Document segment:
I suggested that the computer might be useful in our simulation work but Chamberlin could not spare anyone to do the training, at which time I asked if I could use it, if I learned how to do it myself, to which he agreed. Borrowing the manual I learned how to program that particular computer. Most computer manuals today are very poorly written and leave a lot to the understanding but this particular manual was written so that you could actually learn how to program the machine. Having mastered the technique I then wrote a program that would simulate an aircraft/missile engagement under various conditions and determine the probability of kill for different types of missiles with the Arrow attacking different targets. This was the largest program that I have ever written, even to this day and, as far as I know, was the first ever use of a computer for simulation of any kind.
Having no graphical capability at this time (it took several years for this to develop) all results had to be printed and then plotted by hand. Nevertheless it saved us hours and hours of manual work. I then taught my colleagues how to program the computer and our section was in business. The program, however, took several hours to run, simulating a whole variety of situations, so I obtained permission to run it overnight, starting the program at evening quitting time. The odds of any stranger knowing what was on the output tapes was virtually nil, and overnight staff had security clearances.
We then had the installation of an IBM 704 series computer. Northrop Aircraft, in the meantime, had developed what they called a FORmula TRANslator or FORTRAN. This enabled us to write applications in a more scientifically oriented notation, provided that the established rules for the language were kept. You could then write readable statements such as A = B + C. This notation had to use what were called 'compilers' which would go through several steps before generating code that could be used by the computer.

[Layout region records]
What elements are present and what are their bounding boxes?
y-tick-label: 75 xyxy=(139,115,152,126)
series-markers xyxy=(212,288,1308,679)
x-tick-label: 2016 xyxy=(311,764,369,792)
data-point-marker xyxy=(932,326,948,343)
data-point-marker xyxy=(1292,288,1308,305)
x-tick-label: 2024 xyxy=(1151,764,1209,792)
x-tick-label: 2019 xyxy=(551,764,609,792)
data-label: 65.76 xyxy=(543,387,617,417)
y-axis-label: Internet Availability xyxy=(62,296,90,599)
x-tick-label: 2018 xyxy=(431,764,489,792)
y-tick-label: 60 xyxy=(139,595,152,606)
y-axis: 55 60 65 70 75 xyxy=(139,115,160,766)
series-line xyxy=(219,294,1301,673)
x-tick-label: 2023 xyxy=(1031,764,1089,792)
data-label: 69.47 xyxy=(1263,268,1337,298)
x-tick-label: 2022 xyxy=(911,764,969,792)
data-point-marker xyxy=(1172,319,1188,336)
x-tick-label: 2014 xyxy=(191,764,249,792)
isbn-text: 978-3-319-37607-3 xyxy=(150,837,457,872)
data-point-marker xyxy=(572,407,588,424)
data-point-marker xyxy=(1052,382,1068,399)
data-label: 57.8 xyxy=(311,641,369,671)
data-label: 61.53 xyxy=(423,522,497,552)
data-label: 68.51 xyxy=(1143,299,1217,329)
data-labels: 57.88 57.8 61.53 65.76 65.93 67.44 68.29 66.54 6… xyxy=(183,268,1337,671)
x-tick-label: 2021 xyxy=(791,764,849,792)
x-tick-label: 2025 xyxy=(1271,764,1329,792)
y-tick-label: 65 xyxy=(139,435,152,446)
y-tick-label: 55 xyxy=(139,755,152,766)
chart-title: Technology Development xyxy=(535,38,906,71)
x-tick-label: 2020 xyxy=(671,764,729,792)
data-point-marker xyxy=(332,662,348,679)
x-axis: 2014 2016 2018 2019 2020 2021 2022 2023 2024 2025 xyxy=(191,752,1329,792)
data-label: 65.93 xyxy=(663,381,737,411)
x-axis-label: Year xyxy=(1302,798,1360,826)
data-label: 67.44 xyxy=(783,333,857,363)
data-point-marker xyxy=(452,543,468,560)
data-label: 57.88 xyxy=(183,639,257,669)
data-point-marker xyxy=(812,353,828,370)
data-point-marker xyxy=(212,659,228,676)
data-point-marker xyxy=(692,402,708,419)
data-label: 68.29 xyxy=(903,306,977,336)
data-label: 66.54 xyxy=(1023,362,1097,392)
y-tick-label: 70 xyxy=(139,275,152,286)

==

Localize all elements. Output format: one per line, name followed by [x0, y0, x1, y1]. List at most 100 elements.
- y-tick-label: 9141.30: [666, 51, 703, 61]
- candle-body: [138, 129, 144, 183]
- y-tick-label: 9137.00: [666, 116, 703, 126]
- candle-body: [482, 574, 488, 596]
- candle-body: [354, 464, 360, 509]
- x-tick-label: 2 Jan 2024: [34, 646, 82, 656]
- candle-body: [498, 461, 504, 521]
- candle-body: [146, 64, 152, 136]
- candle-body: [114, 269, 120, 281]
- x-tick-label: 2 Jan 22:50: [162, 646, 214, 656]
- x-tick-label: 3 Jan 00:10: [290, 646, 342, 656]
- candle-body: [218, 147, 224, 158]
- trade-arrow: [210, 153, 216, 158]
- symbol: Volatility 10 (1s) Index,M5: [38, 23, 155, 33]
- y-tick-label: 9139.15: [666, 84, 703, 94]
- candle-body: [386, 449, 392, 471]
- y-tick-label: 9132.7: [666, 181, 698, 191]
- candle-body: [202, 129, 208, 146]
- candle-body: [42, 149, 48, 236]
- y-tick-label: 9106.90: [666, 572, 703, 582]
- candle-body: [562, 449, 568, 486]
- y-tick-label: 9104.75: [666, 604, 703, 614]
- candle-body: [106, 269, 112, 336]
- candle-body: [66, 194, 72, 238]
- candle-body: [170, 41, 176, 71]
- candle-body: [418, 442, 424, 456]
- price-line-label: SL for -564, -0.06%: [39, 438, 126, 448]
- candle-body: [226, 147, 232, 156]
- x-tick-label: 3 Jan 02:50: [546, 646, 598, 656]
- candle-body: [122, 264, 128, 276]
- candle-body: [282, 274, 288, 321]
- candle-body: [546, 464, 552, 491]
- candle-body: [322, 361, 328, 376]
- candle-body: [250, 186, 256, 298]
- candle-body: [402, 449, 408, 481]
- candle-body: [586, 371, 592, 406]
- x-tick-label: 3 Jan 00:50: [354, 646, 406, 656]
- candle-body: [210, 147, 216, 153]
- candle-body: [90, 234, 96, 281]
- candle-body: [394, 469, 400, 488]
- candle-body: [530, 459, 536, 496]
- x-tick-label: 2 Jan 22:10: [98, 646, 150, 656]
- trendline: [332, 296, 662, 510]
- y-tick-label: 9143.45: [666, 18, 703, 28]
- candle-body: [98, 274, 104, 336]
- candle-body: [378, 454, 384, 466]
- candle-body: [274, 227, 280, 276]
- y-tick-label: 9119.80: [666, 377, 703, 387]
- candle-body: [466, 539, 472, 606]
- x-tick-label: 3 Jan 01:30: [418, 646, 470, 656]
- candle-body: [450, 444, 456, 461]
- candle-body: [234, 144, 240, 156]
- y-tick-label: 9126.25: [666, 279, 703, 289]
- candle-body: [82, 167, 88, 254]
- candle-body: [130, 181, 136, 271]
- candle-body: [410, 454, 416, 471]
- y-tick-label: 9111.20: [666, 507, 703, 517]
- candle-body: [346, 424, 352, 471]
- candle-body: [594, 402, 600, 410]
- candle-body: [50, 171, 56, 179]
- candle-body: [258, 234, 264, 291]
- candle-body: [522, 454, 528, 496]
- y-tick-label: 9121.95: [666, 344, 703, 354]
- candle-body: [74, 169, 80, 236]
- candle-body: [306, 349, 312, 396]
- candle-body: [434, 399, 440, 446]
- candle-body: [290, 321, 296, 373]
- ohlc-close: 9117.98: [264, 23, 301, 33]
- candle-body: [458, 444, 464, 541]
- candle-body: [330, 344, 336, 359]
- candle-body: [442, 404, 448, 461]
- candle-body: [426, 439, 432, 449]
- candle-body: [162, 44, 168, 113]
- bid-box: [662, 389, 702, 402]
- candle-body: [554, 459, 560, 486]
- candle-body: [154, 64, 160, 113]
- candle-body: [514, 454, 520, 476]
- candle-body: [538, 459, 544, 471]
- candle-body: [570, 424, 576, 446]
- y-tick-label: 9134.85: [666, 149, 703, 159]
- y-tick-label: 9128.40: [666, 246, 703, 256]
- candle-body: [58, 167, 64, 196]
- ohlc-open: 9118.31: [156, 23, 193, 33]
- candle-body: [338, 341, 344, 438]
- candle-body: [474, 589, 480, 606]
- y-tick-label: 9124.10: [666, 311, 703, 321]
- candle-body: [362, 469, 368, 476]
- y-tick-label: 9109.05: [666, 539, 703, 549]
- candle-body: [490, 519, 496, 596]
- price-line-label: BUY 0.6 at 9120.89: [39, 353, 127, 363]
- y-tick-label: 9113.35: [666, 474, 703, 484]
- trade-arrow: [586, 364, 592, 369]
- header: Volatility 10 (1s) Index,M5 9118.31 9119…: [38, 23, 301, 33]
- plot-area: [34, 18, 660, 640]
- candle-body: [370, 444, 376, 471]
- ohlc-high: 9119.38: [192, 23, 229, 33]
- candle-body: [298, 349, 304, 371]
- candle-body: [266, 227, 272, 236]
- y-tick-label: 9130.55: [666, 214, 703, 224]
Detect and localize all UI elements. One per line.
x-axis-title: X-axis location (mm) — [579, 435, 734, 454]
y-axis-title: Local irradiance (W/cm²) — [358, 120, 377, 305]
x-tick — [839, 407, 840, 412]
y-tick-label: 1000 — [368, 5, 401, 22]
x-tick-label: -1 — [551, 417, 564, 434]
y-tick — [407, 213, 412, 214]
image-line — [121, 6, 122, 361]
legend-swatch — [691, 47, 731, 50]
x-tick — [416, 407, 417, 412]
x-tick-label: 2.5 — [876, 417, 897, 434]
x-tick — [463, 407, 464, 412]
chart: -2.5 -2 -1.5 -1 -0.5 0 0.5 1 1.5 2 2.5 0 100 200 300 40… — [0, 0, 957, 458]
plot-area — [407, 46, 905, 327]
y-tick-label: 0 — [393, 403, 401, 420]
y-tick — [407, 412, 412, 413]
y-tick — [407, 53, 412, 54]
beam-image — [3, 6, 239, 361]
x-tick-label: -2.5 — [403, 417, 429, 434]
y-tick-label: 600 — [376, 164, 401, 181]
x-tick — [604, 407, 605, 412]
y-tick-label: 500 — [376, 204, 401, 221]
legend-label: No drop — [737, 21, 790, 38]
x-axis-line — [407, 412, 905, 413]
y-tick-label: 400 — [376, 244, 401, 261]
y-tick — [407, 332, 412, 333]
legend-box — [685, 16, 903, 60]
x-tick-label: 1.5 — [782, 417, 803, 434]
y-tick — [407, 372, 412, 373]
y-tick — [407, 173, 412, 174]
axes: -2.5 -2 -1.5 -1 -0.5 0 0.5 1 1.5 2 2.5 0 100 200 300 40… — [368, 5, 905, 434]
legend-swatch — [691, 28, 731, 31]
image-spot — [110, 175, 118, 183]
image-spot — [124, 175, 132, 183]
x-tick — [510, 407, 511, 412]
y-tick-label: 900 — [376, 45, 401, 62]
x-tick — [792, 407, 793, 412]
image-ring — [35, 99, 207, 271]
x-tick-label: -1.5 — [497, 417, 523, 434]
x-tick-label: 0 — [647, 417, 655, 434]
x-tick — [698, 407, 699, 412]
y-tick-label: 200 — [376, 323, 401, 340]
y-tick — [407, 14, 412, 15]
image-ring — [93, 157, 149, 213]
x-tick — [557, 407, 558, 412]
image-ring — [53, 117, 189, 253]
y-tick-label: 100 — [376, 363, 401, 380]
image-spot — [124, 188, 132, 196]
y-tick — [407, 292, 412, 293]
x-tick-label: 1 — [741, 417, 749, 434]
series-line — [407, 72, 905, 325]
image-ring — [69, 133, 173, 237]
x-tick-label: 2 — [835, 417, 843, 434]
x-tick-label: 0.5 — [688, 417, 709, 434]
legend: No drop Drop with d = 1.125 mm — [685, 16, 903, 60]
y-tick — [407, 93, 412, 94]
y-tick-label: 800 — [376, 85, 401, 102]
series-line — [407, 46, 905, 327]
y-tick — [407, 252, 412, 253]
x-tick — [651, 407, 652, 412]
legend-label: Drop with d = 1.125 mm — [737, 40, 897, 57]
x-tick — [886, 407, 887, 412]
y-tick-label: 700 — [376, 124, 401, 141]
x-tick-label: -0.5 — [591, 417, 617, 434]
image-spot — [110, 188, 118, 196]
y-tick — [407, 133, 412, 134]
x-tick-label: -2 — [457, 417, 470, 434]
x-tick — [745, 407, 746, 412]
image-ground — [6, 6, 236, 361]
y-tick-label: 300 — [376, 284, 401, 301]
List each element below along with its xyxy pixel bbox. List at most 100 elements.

--

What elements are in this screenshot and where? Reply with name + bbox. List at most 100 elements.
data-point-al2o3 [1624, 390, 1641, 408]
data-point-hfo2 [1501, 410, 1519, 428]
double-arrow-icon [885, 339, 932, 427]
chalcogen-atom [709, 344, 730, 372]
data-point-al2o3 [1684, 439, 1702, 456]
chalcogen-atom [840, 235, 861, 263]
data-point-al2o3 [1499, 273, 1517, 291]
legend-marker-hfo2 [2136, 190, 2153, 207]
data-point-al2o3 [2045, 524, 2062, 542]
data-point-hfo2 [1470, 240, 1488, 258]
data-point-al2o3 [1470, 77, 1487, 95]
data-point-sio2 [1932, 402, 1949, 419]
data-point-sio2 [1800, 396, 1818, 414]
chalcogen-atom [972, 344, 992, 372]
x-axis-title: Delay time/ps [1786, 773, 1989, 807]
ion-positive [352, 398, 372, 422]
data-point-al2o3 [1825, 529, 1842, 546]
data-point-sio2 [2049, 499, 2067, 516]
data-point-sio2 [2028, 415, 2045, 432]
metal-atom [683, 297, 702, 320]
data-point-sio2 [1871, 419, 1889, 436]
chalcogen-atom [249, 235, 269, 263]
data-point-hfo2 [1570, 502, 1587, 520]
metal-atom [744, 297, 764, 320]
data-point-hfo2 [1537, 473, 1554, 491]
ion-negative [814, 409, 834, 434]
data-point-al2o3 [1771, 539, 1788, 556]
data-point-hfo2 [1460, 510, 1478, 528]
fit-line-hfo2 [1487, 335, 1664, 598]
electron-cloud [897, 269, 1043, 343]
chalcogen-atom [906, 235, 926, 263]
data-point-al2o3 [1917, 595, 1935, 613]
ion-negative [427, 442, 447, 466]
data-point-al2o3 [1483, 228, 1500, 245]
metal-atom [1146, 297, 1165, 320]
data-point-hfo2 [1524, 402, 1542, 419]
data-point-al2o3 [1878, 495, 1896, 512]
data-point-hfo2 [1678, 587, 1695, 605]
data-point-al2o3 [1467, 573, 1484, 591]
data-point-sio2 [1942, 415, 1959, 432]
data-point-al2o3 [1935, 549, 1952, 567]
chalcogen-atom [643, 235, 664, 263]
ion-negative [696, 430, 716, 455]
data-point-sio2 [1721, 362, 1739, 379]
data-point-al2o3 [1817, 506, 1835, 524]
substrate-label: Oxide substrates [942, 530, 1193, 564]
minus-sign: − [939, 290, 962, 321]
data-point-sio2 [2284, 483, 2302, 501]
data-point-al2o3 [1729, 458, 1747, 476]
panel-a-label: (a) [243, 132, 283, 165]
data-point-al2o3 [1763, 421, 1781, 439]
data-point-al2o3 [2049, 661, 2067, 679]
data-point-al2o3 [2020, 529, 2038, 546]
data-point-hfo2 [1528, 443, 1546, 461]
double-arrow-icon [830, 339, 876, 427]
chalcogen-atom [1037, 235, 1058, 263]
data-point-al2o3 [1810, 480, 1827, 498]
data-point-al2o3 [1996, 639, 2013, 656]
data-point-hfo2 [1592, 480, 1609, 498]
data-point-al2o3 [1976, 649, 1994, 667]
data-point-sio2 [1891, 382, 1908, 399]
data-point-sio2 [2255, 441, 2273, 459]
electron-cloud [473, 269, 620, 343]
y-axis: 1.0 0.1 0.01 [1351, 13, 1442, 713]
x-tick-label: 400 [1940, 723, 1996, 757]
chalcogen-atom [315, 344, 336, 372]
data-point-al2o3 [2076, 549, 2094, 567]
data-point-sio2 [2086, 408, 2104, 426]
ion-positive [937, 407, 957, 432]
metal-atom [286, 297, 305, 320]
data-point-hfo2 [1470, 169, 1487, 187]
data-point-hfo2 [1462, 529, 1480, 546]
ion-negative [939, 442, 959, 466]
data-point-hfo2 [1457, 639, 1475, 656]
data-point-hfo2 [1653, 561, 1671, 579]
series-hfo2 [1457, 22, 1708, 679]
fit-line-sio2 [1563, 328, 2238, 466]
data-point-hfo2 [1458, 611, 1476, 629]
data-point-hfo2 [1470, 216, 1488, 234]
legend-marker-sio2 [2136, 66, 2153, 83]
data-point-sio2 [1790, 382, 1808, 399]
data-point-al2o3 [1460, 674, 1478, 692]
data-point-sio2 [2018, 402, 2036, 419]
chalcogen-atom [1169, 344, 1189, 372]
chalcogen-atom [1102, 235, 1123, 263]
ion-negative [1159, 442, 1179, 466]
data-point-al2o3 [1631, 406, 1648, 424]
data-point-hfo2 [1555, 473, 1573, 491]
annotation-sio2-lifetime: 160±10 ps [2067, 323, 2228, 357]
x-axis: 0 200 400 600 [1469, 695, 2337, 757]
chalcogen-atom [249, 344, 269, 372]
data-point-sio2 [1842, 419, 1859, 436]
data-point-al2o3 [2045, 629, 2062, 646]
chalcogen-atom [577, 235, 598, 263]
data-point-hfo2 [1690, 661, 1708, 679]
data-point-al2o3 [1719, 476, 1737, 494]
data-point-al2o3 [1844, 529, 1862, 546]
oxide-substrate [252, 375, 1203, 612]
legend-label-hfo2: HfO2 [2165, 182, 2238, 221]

Requirement 1: List every proper name that appears in the early-computing passage (people, aircraft, companies, computers and programming languages).
Requirement 2:
Answer these questions using the early-computing passage:
(a) Without graphical capability, how were results handled?
(b) At what time was the simulation program started for its overnight runs?
(c) According to the passage, what did compilers do before producing usable code?
Requirement 3: Extend the early-computing passage, picking up after its final sentence.

Task result 1:
Chamberlin
Arrow
IBM 704
Northrop Aircraft
FORTRAN (FORmula TRANslator)

Task result 2:
(a) They had to be printed and then plotted by hand.
(b) At evening quitting time.
(c) They went through several steps before generating code the computer could use.

Task result 3:
Reliability was a problem in the early days when most computers were built with a series of vacuum tubes or 'valves', and later with transistors. (Today unreliability is the plague of software rather than hardware). I remember visiting the USA Rand organisation (a strategic think tank) in California where they had two large IBM computers linked together. A demonstration was cancelled because one of the console typewriters had broken down, disabling both computer systems.
During thistime I was sent to a course at a University in Cleveland. There, three professors, Churchman, Arnoff and Ackoff, had written a book 'Introduction to Operations Research' and were trying it out with us. We learned about things called linear programming, simulation (which I knew about already), inventory modelling, queues and assignment problems, sequencing and replacement models, zero sum games and other things, some of which will appear in more detail in later sections.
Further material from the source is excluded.